Print the entries that appear below, exactly as written and without their pictures.

[Stored data]
* * * * * * * * *

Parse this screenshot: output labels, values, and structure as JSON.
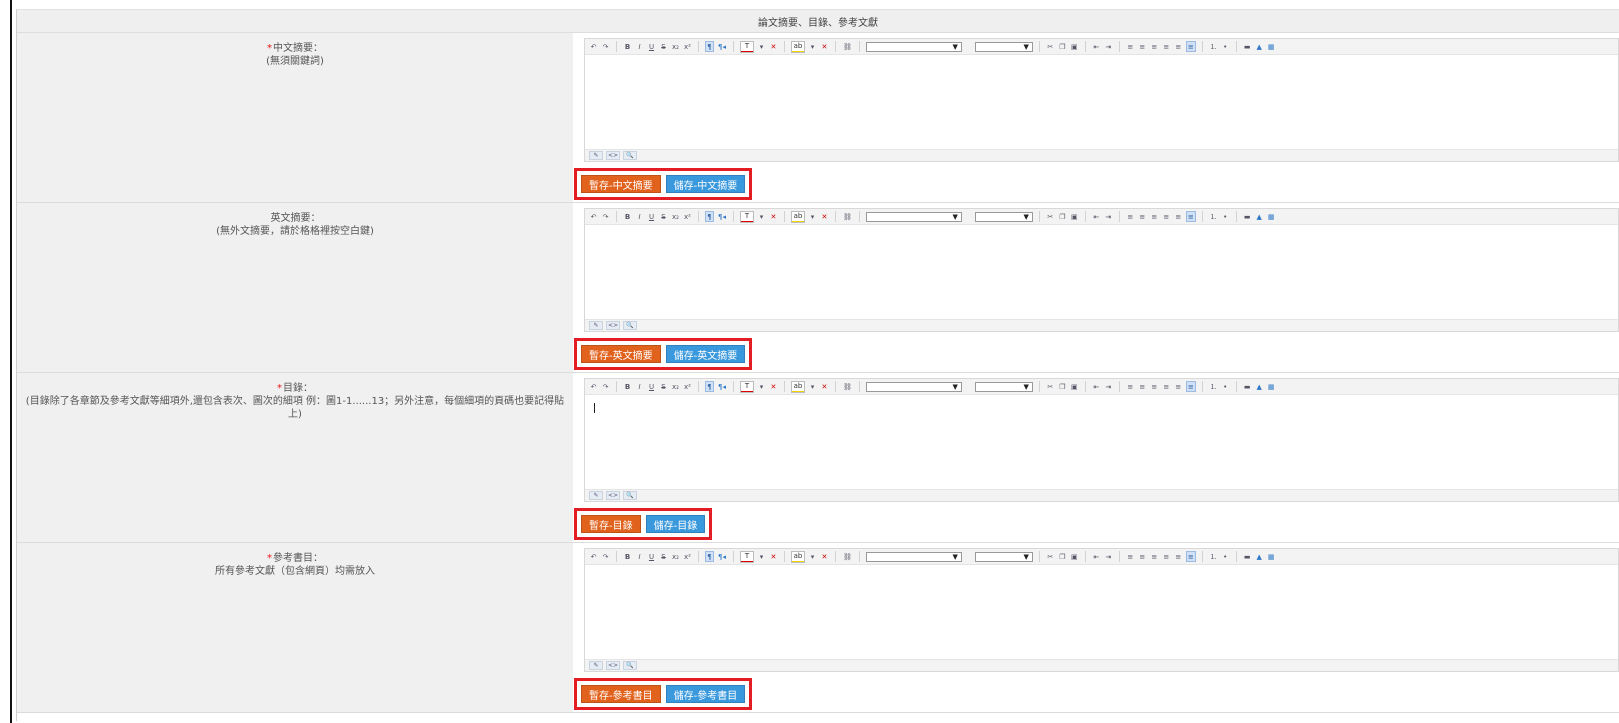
{
  "section_title": "論文摘要、目錄、參考文獻",
  "colors": {
    "temp_button": "#e0621d",
    "save_button": "#3a98dd",
    "highlight_box": "#e31d23",
    "required_mark": "#e11111"
  },
  "toolbar": {
    "font_family_select": "",
    "font_size_select": ""
  },
  "fields": [
    {
      "required": "*",
      "label": "中文摘要：",
      "note": "(無須關鍵詞)",
      "value": "",
      "temp_button": "暫存-中文摘要",
      "save_button": "儲存-中文摘要"
    },
    {
      "required": "",
      "label": "英文摘要：",
      "note": "(無外文摘要，請於格格裡按空白鍵)",
      "value": "",
      "temp_button": "暫存-英文摘要",
      "save_button": "儲存-英文摘要"
    },
    {
      "required": "*",
      "label": "目錄：",
      "note": "(目錄除了各章節及參考文獻等細項外,還包含表次、圖次的細項 例：圖1-1......13；另外注意，每個細項的頁碼也要記得貼上)",
      "value": "",
      "temp_button": "暫存-目錄",
      "save_button": "儲存-目錄"
    },
    {
      "required": "*",
      "label": "參考書目：",
      "note": "所有參考文獻（包含網頁）均需放入",
      "value": "",
      "temp_button": "暫存-參考書目",
      "save_button": "儲存-參考書目"
    }
  ]
}
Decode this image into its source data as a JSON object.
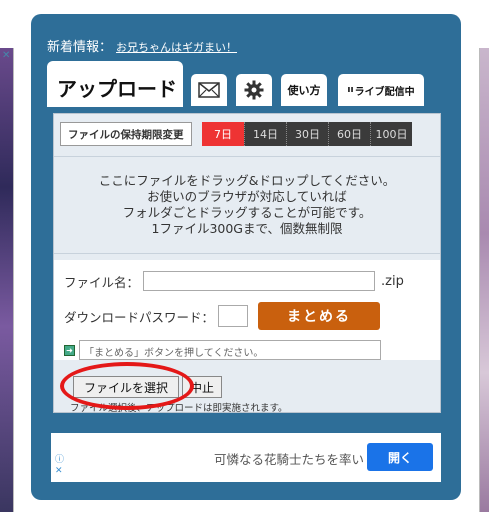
{
  "news": {
    "label": "新着情報：",
    "link": "お兄ちゃんはギガまい！"
  },
  "tabs": {
    "upload": "アップロード",
    "howto": "使い方",
    "live": "ライブ配信中"
  },
  "retention": {
    "label": "ファイルの保持期限変更",
    "days": [
      "7日",
      "14日",
      "30日",
      "60日",
      "100日"
    ],
    "selected": "7日"
  },
  "dropzone": {
    "lines": [
      "ここにファイルをドラッグ&ドロップしてください。",
      "お使いのブラウザが対応していれば",
      "フォルダごとドラッグすることが可能です。",
      "1ファイル300Gまで、個数無制限"
    ]
  },
  "form": {
    "filename_label": "ファイル名：",
    "filename_value": "",
    "ext": ".zip",
    "password_label": "ダウンロードパスワード：",
    "password_value": "",
    "matomeru": "まとめる",
    "status": "「まとめる」ボタンを押してください。"
  },
  "actions": {
    "select_file": "ファイルを選択",
    "stop": "中止",
    "note": "ファイル選択後、アップロードは即実施されます。"
  },
  "ad": {
    "text": "可憐なる花騎士たちを率い",
    "open": "開く"
  },
  "colors": {
    "panel": "#2e6e98",
    "accent_red": "#e33333",
    "matomeru": "#c9600e",
    "ad_button": "#1a73e8",
    "highlight_circle": "#e41818"
  }
}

* * * * * * * * *

Solution:
Parse this screenshot: output labels, values, and structure as JSON.
{
  "section_title": "論文摘要、目錄、參考文獻",
  "colors": {
    "temp_button": "#e0621d",
    "save_button": "#3a98dd",
    "highlight_box": "#e31d23",
    "required_mark": "#e11111"
  },
  "toolbar": {
    "font_family_select": "",
    "font_size_select": ""
  },
  "fields": [
    {
      "required": "*",
      "label": "中文摘要：",
      "note": "(無須關鍵詞)",
      "value": "",
      "temp_button": "暫存-中文摘要",
      "save_button": "儲存-中文摘要"
    },
    {
      "required": "",
      "label": "英文摘要：",
      "note": "(無外文摘要，請於格格裡按空白鍵)",
      "value": "",
      "temp_button": "暫存-英文摘要",
      "save_button": "儲存-英文摘要"
    },
    {
      "required": "*",
      "label": "目錄：",
      "note": "(目錄除了各章節及參考文獻等細項外,還包含表次、圖次的細項 例：圖1-1......13；另外注意，每個細項的頁碼也要記得貼上)",
      "value": "",
      "temp_button": "暫存-目錄",
      "save_button": "儲存-目錄"
    },
    {
      "required": "*",
      "label": "參考書目：",
      "note": "所有參考文獻（包含網頁）均需放入",
      "value": "",
      "temp_button": "暫存-參考書目",
      "save_button": "儲存-參考書目"
    }
  ]
}
Decode this image into its source data as a JSON object.
{
  "news": {
    "label": "新着情報：",
    "link": "お兄ちゃんはギガまい！"
  },
  "tabs": {
    "upload": "アップロード",
    "howto": "使い方",
    "live": "ライブ配信中"
  },
  "retention": {
    "label": "ファイルの保持期限変更",
    "days": [
      "7日",
      "14日",
      "30日",
      "60日",
      "100日"
    ],
    "selected": "7日"
  },
  "dropzone": {
    "lines": [
      "ここにファイルをドラッグ&ドロップしてください。",
      "お使いのブラウザが対応していれば",
      "フォルダごとドラッグすることが可能です。",
      "1ファイル300Gまで、個数無制限"
    ]
  },
  "form": {
    "filename_label": "ファイル名：",
    "filename_value": "",
    "ext": ".zip",
    "password_label": "ダウンロードパスワード：",
    "password_value": "",
    "matomeru": "まとめる",
    "status": "「まとめる」ボタンを押してください。"
  },
  "actions": {
    "select_file": "ファイルを選択",
    "stop": "中止",
    "note": "ファイル選択後、アップロードは即実施されます。"
  },
  "ad": {
    "text": "可憐なる花騎士たちを率い",
    "open": "開く"
  },
  "colors": {
    "panel": "#2e6e98",
    "accent_red": "#e33333",
    "matomeru": "#c9600e",
    "ad_button": "#1a73e8",
    "highlight_circle": "#e41818"
  }
}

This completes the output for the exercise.